EXERCISE MATERIALS —
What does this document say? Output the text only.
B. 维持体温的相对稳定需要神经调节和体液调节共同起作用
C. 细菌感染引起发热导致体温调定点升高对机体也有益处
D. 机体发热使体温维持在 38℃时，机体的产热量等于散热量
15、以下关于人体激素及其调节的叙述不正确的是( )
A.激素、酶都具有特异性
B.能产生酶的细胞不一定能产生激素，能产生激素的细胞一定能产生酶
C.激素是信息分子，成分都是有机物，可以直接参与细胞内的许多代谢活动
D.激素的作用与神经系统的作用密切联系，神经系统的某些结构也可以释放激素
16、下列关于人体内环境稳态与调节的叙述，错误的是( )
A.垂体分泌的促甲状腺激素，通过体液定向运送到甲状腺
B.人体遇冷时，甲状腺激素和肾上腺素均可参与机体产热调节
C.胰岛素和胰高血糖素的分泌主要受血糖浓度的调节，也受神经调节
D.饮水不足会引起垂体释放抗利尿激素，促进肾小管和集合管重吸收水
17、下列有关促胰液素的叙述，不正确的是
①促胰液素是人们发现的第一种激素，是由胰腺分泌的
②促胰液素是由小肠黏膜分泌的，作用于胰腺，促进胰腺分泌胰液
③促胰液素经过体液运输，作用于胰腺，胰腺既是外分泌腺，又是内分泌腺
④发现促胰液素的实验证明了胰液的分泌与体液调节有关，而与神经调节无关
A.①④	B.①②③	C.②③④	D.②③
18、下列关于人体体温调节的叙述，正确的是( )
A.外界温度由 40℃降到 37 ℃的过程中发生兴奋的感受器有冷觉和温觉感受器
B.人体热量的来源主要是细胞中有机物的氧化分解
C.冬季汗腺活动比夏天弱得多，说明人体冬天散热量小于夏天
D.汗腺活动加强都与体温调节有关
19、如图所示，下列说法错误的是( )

PROBLEM DESCRIPTION —
Give every line of the material again, exactly as it reads.

TASK OUTPUT —
What does this document say? Output the text only.
B. 维持体温的相对稳定需要神经调节和体液调节共同起作用
C. 细菌感染引起发热导致体温调定点升高对机体也有益处
D. 机体发热使体温维持在 38℃时，机体的产热量等于散热量
15、以下关于人体激素及其调节的叙述不正确的是( )
A.激素、酶都具有特异性
B.能产生酶的细胞不一定能产生激素，能产生激素的细胞一定能产生酶
C.激素是信息分子，成分都是有机物，可以直接参与细胞内的许多代谢活动
D.激素的作用与神经系统的作用密切联系，神经系统的某些结构也可以释放激素
16、下列关于人体内环境稳态与调节的叙述，错误的是( )
A.垂体分泌的促甲状腺激素，通过体液定向运送到甲状腺
B.人体遇冷时，甲状腺激素和肾上腺素均可参与机体产热调节
C.胰岛素和胰高血糖素的分泌主要受血糖浓度的调节，也受神经调节
D.饮水不足会引起垂体释放抗利尿激素，促进肾小管和集合管重吸收水
17、下列有关促胰液素的叙述，不正确的是
①促胰液素是人们发现的第一种激素，是由胰腺分泌的
②促胰液素是由小肠黏膜分泌的，作用于胰腺，促进胰腺分泌胰液
③促胰液素经过体液运输，作用于胰腺，胰腺既是外分泌腺，又是内分泌腺
④发现促胰液素的实验证明了胰液的分泌与体液调节有关，而与神经调节无关
A.①④	B.①②③	C.②③④	D.②③
18、下列关于人体体温调节的叙述，正确的是( )
A.外界温度由 40℃降到 37 ℃的过程中发生兴奋的感受器有冷觉和温觉感受器
B.人体热量的来源主要是细胞中有机物的氧化分解
C.冬季汗腺活动比夏天弱得多，说明人体冬天散热量小于夏天
D.汗腺活动加强都与体温调节有关
19、如图所示，下列说法错误的是( )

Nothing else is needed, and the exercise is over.